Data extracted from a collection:
++++++++
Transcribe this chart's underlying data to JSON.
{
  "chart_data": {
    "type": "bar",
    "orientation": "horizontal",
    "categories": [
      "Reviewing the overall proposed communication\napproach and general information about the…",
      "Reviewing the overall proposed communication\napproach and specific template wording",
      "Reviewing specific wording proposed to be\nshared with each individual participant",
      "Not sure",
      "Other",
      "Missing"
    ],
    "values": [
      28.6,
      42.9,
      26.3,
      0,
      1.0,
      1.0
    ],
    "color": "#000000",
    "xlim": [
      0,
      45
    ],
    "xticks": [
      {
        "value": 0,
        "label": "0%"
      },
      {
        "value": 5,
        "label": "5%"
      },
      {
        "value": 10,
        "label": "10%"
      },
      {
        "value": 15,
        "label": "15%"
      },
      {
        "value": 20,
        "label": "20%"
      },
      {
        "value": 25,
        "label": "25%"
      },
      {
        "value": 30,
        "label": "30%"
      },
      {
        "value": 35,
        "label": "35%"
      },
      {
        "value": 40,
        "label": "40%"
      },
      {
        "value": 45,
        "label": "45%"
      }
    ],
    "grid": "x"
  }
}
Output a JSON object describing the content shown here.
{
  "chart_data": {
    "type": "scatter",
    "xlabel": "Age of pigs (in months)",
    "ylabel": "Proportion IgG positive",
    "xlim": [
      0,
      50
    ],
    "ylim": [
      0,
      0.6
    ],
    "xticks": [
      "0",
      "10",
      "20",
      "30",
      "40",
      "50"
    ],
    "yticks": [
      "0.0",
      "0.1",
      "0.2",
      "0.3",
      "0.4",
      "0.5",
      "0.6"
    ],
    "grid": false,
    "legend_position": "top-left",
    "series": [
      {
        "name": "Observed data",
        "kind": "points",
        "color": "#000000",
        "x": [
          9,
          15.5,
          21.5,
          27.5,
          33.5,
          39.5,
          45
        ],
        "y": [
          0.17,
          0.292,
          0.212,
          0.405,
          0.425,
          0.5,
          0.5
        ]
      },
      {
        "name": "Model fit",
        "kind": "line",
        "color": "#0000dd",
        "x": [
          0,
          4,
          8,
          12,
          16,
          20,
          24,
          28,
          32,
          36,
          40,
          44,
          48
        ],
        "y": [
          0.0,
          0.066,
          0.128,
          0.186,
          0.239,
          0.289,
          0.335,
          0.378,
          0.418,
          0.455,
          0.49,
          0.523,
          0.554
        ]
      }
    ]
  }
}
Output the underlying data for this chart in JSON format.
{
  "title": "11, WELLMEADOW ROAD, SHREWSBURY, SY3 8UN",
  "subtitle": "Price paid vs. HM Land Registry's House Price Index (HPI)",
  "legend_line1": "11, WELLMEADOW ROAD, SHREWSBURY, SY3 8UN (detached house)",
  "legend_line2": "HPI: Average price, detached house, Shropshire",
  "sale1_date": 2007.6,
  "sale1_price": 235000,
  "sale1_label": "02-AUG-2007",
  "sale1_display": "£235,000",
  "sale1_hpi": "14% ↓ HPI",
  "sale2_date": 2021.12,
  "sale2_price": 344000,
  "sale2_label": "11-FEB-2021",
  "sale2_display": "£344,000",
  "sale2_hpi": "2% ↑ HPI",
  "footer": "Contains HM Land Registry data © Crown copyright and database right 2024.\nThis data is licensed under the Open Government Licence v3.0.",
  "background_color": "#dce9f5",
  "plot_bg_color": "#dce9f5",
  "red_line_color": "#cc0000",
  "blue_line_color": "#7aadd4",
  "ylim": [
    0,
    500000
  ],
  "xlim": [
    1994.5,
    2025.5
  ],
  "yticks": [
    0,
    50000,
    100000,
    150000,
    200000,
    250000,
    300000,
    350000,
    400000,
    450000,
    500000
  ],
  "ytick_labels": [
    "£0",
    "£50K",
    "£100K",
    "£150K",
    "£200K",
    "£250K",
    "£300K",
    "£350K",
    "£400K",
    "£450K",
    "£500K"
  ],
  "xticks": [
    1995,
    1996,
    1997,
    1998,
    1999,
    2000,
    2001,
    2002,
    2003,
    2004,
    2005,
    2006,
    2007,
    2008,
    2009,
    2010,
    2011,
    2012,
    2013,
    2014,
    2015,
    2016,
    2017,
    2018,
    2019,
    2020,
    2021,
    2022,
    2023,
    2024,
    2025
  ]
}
++++++++
EXERCISE REQUIREMENTS: Give the number of lines in the records above that contain the word "Reviewing". Reply with that number alone.

ANSWER FOR THIS EXERCISE: 3